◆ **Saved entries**
○ ○ ○
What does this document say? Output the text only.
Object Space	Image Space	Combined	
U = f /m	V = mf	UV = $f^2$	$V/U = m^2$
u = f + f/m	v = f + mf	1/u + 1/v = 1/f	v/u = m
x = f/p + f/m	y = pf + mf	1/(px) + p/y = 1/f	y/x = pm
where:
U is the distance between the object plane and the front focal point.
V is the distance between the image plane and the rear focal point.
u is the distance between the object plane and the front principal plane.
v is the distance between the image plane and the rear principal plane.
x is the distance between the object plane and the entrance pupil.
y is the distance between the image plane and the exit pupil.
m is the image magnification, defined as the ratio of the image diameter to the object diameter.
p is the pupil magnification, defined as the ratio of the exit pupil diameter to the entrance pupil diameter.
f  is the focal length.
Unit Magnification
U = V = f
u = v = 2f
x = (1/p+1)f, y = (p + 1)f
○ ○ ○
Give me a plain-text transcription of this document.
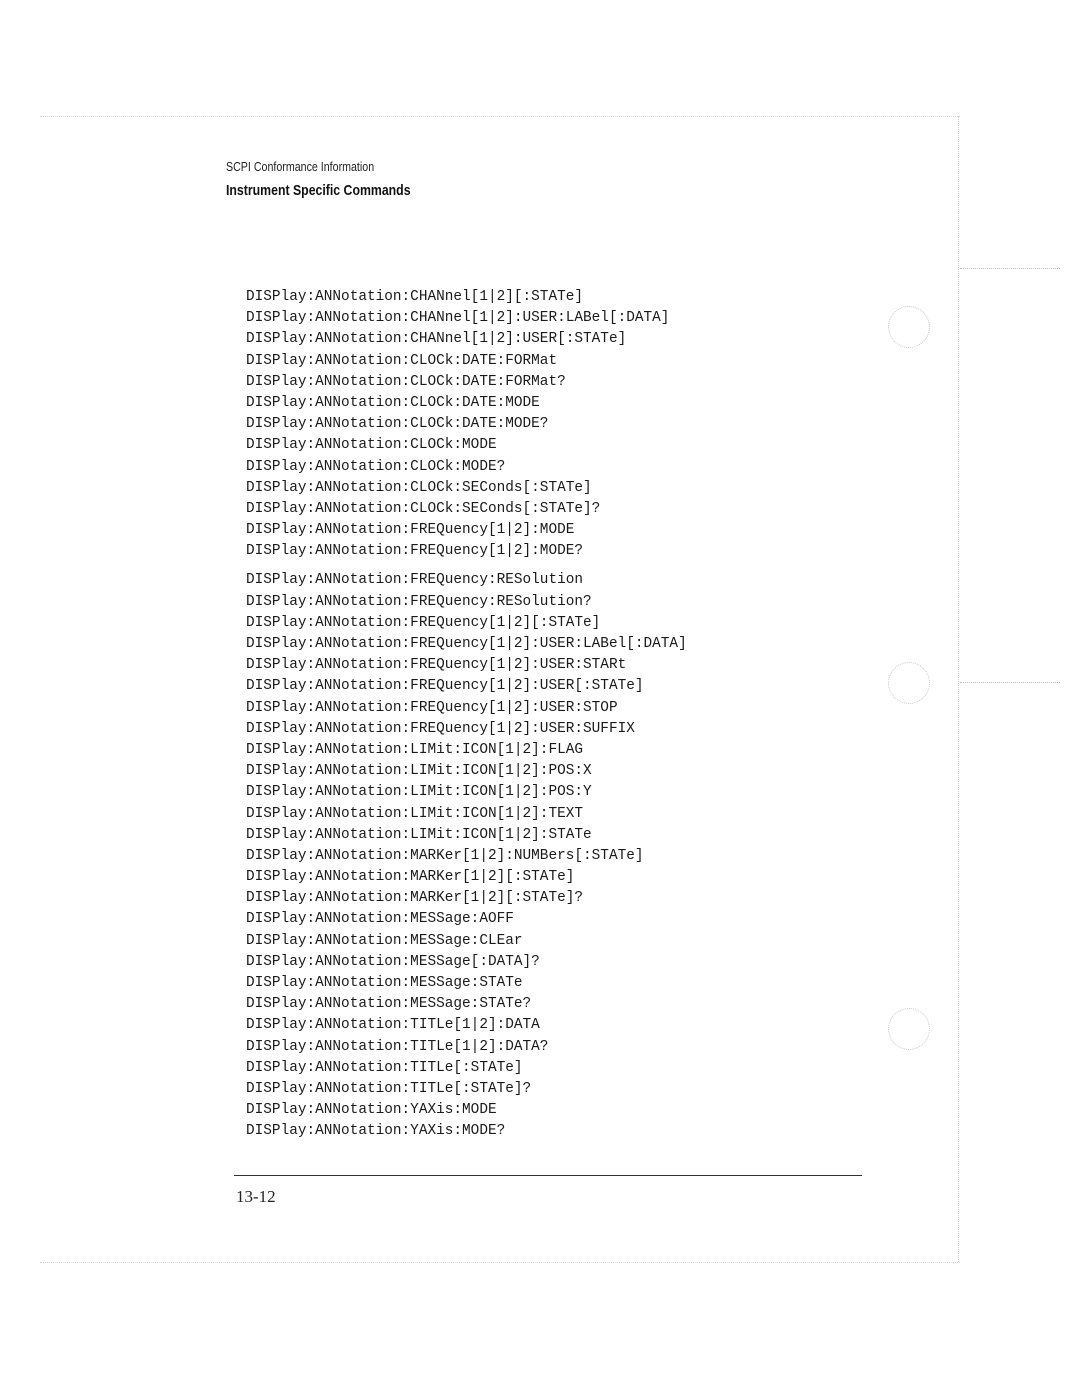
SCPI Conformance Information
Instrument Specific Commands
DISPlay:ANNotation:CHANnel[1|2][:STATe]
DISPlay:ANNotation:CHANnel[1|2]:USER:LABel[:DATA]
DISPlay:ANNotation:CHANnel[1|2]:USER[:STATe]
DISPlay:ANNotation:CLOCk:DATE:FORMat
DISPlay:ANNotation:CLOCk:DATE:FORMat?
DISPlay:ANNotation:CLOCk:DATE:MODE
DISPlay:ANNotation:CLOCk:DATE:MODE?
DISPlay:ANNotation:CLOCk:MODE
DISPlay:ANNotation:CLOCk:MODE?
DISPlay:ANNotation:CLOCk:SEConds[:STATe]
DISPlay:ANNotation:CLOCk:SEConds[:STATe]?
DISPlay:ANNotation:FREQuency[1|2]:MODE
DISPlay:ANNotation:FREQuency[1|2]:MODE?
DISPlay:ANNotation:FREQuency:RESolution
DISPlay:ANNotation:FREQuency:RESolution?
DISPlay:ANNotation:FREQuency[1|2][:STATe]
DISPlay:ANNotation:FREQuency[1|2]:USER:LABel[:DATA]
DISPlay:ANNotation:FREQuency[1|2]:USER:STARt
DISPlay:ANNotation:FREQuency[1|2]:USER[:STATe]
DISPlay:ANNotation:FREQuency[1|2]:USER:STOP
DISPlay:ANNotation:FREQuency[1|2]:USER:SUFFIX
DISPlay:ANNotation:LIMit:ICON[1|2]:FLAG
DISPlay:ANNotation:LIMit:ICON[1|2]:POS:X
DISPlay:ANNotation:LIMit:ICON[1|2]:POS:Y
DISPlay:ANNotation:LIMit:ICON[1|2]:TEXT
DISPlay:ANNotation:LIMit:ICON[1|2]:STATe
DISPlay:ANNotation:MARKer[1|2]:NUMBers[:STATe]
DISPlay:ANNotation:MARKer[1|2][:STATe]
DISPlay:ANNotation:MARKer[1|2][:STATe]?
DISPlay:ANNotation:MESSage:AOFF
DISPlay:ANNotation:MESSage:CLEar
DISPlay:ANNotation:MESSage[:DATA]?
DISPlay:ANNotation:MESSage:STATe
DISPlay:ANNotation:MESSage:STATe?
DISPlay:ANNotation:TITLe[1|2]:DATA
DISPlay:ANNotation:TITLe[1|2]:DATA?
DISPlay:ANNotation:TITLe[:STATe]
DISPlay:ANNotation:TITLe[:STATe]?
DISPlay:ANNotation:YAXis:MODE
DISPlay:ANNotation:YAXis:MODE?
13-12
○ ○ ○
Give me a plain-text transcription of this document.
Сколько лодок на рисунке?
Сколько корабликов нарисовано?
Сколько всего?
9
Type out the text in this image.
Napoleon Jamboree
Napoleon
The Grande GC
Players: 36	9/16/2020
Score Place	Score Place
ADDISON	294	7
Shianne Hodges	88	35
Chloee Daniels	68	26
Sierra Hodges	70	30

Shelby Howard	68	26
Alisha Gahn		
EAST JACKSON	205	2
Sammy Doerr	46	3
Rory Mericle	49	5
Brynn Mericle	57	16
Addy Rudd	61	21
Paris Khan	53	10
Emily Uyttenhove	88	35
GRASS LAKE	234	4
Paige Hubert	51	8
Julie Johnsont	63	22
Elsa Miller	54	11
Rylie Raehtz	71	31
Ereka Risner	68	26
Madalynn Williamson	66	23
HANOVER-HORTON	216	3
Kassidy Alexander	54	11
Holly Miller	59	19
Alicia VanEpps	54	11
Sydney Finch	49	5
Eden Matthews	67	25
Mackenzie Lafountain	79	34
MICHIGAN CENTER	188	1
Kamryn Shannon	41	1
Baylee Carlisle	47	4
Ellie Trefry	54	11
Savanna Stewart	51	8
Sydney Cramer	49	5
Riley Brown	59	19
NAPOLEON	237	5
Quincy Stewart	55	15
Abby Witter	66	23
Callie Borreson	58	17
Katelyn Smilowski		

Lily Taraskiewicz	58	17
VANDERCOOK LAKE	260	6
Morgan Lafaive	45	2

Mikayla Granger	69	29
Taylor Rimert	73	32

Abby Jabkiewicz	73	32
○ ○ ○
◆ **Required task**
Within the listing above, copy each line that has the string "entrance".

◆ **Answer to the exercise**
x is the distance between the object plane and the entrance pupil.
p is the pupil magnification, defined as the ratio of the exit pupil diameter to the entrance pupil diameter.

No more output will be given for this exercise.